> [Fragmento propuesto]:
########

La conversación con Luisa me dejó sin ganas de siesta. Me puse zapatos cómodos para ir a casa de mi amiga Janet. Ella vive en Italia, pero viene todos los años, en fin de año como yo, y en Cuba nos vemos.
Para mí, Cuba sin Janet es una canoa en mar abierto. Cuando las olas mi Habana me tapan la cabeza, ella es el aliento. Recuerdo cuando ella se fue a Italia, hace 22 años, yo me quedé en este barrio a la deriva. Sin dirección, sin ella, sin aliento.
Saber que voy a verla pronto alivia la ofuscación que alojó en mi pecho la noticia de la nieta de Luisa. Me fui sola pues ya Dennis había salido hace rato rumbo a casa de Janet, a ver a Antonio, el hijo de Janet, que como llevan 16 años encontrándose en Cuba a fin de año, son mejores amigos también.
Dos perros callejeros me lograron distraer pues gozaban de lo lindo haciendo el amor justo por donde tengo que pasar yo. Para seguir, tuve que darles la vuelta. Los perros son más honestos que nosotros los humanos, que abusamos del prójimo al aire libre y nos escondemos en un cuarto para actos de placer como cagar y tener sexo.
Llegué a la esquina y noté que al barrio aun le corría mi ADN por sus calles. Lo único diferente en el vecindario era el diámetro de los huecos en el medio de la calle. Entré a la próxima cuadra como entra una maestra al aula, pasando la asistencia. “Ahí vivía Ramoncito, que se fue a Italia, ahí vivía El Gordo, que dicen que se murió joven de un infarto, ahí vivía Liuba que se fue a Canadá”. Todos ausentes.
Quedan, sin embargo, una tonga de vecinas, madres de viejos amigos, que me llaman para saludarme al verme pasar. Sus abrazos encierran borbotones de dolor. Algunas hasta me enseñan fotos de lo bien que están sus hijos “allá afuera”, y de nietos que aún no han conocido. Fotos ya casi sin brillo de tanto mirarlas y querer sentirse dentro de ellas.

########

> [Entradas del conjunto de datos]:

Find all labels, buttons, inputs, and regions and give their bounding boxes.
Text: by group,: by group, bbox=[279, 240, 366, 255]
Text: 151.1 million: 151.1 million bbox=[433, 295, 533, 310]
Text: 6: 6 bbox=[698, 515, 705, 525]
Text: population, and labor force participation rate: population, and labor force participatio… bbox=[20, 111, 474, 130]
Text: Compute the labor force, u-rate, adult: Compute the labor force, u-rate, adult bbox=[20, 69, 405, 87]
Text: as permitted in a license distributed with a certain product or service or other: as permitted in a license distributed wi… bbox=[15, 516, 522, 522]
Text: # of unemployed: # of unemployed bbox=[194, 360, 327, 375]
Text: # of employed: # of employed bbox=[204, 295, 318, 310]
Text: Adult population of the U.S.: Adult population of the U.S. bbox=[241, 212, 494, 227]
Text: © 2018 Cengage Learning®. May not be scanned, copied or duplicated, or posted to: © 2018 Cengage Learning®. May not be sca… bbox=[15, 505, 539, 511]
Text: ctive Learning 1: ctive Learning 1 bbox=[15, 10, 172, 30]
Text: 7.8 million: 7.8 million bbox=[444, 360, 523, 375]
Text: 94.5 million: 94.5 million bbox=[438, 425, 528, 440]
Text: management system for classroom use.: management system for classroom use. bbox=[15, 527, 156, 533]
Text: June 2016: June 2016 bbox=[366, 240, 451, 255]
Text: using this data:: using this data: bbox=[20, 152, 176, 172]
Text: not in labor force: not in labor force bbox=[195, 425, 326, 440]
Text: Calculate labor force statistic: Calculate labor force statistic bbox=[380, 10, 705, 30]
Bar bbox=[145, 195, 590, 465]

########

> [Enunciado 1]: Enumera todos los nombres de persona que aparecen en el fragmento, incluidos los apodos.
> [Enunciado 2]: Según el fragmento, ¿hace cuántos años se fue Janet a Italia?
Los datos no hacen falta para resolver ninguna tarea.

> [Solución desarrollada 1]: Luisa, Janet, Dennis, Antonio, Ramoncito, El Gordo y Liuba.

> [Solución desarrollada 2]: Hace 22 años.